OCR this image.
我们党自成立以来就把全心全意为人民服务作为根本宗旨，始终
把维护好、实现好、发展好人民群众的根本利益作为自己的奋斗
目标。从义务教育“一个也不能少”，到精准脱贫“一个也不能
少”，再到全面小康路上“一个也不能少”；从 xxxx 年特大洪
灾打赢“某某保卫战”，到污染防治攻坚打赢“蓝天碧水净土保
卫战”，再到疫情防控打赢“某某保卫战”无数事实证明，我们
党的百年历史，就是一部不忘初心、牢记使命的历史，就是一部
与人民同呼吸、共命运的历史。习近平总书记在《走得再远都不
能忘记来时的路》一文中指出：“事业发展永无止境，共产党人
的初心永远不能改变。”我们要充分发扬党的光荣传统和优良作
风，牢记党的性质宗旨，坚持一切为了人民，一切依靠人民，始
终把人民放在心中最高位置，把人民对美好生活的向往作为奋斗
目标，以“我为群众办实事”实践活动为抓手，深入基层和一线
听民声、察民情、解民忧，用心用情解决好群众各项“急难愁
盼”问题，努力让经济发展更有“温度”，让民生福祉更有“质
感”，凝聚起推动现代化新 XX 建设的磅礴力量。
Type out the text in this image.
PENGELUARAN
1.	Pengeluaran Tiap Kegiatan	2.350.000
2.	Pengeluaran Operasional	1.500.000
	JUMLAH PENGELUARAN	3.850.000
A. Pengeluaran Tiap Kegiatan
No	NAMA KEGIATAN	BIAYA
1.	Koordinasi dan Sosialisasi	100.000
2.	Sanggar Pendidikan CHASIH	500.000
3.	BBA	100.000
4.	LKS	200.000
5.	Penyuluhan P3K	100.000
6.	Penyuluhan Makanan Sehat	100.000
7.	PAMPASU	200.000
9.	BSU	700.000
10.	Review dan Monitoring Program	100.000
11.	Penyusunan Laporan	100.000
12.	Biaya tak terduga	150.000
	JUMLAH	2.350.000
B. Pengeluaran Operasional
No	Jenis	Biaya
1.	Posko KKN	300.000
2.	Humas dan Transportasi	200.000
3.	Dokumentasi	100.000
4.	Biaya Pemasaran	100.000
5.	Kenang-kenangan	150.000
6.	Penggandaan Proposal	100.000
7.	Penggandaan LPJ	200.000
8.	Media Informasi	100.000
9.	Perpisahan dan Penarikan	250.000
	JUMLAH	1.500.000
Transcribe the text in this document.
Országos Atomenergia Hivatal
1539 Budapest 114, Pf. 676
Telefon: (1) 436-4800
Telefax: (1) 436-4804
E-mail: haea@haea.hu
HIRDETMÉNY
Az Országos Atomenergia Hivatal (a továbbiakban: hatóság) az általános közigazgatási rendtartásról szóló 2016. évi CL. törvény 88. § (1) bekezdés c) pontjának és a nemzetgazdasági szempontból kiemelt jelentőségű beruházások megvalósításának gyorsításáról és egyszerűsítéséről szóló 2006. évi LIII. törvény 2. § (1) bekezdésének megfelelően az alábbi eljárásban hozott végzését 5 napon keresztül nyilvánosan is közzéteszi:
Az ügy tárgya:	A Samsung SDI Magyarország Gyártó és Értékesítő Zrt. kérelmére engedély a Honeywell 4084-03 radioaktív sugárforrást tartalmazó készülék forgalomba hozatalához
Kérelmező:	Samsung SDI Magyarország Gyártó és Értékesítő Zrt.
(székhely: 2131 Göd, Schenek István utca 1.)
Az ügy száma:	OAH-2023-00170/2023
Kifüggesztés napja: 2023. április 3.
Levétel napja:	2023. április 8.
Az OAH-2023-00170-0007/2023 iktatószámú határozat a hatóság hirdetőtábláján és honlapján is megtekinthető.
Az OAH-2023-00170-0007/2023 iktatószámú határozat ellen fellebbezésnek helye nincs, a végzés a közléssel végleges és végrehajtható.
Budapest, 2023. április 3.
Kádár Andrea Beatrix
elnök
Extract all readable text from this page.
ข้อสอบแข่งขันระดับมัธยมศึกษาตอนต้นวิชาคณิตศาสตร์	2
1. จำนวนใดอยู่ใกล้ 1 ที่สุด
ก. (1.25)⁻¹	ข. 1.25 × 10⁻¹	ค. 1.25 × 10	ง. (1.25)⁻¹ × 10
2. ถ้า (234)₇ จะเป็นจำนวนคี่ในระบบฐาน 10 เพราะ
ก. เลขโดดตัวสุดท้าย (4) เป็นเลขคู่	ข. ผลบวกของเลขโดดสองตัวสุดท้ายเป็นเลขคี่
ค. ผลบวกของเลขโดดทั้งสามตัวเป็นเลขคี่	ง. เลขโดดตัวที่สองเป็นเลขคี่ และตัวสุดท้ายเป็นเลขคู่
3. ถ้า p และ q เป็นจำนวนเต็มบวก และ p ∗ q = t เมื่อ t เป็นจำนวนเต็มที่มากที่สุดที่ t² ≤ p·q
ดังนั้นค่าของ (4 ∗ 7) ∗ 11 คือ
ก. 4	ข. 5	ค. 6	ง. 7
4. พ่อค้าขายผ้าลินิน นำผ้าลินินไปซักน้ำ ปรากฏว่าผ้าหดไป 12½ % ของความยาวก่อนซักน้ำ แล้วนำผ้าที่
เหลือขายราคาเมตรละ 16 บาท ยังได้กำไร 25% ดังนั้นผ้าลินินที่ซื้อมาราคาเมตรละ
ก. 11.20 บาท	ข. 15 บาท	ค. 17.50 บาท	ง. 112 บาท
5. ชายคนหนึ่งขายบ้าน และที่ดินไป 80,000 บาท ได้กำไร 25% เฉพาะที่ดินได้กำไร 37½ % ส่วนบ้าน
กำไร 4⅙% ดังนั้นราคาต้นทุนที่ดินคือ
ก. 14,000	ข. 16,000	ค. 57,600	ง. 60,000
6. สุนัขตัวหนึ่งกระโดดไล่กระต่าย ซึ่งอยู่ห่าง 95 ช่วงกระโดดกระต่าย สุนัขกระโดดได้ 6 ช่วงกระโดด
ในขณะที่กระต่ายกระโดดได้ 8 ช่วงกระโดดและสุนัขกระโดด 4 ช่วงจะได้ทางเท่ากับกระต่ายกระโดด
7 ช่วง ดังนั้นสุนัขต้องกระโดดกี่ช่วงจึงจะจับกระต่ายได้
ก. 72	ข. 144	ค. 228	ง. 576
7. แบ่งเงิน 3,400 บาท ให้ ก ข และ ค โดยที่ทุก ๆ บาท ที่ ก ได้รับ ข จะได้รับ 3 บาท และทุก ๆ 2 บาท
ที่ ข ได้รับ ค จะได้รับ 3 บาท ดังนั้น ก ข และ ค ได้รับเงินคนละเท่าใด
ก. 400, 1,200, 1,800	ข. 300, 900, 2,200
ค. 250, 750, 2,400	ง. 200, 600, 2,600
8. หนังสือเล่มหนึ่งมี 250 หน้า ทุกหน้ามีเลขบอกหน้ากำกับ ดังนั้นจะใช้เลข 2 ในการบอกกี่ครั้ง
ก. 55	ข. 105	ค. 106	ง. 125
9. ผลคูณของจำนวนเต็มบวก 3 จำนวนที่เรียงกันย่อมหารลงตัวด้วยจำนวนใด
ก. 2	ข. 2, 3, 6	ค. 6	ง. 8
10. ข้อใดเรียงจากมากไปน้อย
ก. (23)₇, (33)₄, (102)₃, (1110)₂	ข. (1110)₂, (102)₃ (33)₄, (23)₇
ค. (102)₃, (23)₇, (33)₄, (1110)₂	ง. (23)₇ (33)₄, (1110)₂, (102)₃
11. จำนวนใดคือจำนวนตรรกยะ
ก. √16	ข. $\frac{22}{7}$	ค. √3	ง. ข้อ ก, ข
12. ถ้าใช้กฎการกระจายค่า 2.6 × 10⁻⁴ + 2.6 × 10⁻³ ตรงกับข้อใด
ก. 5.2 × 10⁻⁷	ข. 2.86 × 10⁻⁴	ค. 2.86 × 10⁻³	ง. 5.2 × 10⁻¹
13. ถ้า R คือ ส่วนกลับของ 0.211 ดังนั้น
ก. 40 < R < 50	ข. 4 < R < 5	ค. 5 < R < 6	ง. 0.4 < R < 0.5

THE REQUEST:
Display every line of the listing that contains the string "一个也不能少".

OUTPUT FOR THIS TASK:
目标。从义务教育“一个也不能少”，到精准脱贫“一个也不能
少”，再到全面小康路上“一个也不能少”；从 xxxx 年特大洪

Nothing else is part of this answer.